start Dataset excerpts
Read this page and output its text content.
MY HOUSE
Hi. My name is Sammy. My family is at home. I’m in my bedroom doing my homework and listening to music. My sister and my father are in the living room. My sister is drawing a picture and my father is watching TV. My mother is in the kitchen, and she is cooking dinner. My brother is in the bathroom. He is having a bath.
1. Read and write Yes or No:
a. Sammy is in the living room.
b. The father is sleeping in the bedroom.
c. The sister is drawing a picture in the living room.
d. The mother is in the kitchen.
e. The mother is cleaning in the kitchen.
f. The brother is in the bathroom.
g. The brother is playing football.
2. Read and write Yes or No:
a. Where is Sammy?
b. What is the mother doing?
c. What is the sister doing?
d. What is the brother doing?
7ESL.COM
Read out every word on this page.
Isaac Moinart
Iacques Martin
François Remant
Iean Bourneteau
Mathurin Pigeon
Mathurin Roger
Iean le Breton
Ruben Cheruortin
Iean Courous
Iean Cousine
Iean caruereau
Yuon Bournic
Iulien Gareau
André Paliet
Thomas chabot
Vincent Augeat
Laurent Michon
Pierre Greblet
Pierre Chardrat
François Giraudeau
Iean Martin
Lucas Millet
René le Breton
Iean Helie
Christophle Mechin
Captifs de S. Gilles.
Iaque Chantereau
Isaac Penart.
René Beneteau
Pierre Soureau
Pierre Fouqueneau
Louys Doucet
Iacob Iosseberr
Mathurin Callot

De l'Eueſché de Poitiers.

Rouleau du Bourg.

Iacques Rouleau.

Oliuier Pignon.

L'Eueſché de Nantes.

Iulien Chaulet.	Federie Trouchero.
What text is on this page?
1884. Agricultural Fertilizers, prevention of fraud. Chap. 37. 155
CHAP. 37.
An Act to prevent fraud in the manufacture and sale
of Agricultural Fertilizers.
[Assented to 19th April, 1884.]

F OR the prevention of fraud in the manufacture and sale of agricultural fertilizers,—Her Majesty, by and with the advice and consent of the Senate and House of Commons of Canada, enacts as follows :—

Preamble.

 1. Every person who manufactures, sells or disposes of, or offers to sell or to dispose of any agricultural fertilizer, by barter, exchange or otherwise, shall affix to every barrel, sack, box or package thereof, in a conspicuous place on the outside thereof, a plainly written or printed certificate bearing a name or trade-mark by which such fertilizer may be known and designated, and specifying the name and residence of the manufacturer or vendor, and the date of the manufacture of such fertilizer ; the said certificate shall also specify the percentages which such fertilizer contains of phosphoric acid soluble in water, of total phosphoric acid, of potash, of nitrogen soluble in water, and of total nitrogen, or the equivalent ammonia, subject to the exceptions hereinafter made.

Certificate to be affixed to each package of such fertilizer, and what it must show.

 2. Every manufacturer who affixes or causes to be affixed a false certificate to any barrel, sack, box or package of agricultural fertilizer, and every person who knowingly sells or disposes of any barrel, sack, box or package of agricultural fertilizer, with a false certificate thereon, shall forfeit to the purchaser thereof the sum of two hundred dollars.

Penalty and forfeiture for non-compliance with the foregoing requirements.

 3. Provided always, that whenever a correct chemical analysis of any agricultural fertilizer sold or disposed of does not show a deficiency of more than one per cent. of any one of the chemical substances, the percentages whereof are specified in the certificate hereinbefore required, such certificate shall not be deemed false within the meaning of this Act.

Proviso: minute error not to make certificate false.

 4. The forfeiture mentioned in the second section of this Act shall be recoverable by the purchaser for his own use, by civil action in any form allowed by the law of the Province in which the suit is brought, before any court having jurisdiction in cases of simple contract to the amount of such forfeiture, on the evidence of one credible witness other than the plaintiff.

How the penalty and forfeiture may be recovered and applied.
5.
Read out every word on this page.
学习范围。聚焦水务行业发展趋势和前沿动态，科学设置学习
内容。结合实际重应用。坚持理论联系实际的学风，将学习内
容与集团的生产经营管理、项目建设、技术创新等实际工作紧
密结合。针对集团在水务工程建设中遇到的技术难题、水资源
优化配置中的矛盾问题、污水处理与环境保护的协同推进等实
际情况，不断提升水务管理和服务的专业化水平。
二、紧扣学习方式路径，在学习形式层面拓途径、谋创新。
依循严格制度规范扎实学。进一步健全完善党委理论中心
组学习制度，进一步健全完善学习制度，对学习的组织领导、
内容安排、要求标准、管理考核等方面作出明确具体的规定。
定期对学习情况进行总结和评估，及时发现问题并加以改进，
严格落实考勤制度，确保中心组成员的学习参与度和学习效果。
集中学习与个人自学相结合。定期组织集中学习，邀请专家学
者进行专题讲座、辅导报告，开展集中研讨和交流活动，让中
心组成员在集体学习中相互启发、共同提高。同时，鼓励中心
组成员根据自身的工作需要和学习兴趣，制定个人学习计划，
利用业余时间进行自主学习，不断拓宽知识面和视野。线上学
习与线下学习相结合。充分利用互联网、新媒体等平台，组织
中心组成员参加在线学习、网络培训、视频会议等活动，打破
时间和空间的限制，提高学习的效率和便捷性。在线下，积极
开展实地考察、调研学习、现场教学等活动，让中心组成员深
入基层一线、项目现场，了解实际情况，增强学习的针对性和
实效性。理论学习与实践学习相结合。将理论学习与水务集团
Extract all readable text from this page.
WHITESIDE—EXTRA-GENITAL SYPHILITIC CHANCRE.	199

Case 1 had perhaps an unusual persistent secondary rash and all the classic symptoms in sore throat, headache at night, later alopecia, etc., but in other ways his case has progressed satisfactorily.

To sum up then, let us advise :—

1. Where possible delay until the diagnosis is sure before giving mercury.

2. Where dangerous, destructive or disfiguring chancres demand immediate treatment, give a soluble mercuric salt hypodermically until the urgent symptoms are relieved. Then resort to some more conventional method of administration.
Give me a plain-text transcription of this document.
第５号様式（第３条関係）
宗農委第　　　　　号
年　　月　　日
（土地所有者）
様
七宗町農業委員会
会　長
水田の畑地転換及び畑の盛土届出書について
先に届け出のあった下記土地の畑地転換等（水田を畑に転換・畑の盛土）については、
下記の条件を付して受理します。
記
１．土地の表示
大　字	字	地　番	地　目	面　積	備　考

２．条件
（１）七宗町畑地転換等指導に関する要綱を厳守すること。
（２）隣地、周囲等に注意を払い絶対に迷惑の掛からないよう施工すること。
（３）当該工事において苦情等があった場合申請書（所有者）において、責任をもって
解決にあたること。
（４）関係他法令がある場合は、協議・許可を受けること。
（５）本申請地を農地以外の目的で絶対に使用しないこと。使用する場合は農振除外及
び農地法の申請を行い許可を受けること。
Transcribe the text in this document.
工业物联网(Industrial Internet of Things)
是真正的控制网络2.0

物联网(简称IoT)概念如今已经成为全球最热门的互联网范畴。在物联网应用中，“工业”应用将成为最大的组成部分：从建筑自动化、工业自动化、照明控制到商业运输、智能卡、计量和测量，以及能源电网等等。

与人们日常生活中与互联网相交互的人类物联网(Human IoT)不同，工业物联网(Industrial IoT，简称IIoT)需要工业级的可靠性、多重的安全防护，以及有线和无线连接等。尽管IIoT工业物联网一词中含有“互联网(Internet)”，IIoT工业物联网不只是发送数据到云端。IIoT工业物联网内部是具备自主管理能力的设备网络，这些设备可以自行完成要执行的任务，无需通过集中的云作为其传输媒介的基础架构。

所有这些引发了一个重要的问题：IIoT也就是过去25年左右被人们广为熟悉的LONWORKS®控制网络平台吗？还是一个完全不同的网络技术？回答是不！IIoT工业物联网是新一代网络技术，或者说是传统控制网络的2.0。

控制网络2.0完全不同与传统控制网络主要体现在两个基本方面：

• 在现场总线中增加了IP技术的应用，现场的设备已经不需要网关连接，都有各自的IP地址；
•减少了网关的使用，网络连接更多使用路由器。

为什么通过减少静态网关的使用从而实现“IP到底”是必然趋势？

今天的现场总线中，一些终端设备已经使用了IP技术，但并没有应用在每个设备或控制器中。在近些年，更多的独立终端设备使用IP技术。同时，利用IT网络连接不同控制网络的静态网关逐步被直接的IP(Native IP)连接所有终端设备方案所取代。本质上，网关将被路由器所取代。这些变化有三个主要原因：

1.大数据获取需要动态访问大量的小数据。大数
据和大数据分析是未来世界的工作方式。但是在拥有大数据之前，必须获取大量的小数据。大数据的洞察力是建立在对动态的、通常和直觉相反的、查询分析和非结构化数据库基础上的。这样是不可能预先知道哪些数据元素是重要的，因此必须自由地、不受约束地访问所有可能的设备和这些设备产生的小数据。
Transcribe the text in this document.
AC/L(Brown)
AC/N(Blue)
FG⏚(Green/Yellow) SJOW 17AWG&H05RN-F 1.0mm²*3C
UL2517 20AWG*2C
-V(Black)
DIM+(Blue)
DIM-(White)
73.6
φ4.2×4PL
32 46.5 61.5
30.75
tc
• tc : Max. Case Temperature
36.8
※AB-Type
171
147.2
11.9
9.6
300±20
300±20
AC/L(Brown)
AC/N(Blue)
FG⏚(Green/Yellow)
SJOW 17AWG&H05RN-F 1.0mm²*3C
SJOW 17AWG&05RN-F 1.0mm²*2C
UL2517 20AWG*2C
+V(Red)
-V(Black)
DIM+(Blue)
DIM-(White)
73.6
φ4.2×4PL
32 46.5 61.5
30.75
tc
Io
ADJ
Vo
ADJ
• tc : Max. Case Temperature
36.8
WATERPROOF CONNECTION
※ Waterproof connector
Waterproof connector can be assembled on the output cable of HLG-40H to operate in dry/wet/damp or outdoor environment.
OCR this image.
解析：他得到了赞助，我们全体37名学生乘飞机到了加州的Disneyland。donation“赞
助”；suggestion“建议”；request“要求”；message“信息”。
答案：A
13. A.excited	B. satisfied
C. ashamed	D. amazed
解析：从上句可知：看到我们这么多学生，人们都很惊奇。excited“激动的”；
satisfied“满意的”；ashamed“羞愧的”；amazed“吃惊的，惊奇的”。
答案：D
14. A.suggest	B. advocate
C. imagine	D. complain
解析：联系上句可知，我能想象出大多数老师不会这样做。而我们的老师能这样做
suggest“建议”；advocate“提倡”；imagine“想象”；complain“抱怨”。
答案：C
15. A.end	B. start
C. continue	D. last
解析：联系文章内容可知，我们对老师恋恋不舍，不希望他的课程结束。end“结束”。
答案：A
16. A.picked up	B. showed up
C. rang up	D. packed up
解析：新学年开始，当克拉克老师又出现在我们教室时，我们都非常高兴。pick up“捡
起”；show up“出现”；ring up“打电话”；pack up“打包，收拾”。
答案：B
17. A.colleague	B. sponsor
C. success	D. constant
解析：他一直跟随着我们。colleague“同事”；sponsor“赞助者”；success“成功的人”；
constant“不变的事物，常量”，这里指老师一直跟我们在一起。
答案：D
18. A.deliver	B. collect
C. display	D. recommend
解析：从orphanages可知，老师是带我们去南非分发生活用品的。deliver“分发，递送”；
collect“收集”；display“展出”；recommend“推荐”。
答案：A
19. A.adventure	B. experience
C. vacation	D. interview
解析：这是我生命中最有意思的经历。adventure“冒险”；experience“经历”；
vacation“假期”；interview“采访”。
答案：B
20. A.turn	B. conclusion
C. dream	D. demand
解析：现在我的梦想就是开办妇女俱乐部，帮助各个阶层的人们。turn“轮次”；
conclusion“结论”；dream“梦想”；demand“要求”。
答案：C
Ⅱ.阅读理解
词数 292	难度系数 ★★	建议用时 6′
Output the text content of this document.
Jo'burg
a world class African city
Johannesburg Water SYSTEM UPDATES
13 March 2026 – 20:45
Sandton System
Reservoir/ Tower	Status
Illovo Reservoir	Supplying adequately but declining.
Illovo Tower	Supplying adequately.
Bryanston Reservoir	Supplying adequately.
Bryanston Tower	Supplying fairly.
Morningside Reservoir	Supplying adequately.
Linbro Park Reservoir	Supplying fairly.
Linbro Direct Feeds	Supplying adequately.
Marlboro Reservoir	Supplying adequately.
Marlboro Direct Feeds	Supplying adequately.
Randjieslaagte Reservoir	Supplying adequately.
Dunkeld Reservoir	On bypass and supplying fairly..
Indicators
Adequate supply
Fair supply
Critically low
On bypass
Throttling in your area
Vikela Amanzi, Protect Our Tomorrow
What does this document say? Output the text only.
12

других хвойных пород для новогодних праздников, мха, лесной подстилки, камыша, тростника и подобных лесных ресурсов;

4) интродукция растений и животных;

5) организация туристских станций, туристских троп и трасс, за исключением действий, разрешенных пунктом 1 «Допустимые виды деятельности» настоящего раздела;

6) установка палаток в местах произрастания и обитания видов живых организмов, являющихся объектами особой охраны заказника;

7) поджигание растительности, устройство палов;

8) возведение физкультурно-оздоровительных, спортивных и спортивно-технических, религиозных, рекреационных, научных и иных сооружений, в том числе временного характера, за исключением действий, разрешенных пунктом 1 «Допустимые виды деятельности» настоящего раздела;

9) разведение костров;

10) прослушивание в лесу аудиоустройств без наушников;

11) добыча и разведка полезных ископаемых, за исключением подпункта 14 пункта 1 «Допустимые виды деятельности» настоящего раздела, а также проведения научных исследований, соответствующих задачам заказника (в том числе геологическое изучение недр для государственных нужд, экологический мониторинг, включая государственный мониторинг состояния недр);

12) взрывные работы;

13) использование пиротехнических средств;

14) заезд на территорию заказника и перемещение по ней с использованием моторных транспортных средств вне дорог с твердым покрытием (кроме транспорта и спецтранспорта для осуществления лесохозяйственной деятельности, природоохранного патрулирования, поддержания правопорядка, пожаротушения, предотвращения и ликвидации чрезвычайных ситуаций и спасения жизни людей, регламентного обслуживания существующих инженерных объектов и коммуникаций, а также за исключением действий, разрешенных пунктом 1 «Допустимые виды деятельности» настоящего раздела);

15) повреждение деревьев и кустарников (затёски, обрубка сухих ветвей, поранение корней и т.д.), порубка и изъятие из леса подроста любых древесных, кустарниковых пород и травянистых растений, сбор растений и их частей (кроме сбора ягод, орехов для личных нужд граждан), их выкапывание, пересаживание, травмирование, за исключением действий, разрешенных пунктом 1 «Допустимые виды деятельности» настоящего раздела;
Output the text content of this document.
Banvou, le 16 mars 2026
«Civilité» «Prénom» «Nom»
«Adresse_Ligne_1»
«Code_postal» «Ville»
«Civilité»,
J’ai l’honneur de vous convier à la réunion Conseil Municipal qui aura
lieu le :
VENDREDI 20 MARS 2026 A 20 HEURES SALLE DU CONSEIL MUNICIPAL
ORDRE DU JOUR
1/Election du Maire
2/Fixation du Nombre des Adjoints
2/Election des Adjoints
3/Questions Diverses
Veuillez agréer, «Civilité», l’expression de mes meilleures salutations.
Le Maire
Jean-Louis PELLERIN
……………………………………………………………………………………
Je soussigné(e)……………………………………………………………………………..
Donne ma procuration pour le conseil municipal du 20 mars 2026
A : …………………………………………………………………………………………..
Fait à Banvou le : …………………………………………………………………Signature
end Dataset excerpts
## What you should do
Using the listing above, return all lines where the word "display" occurs.

## Written answer
C. display	D. recommend
collect“收集”；display“展出”；recommend“推荐”。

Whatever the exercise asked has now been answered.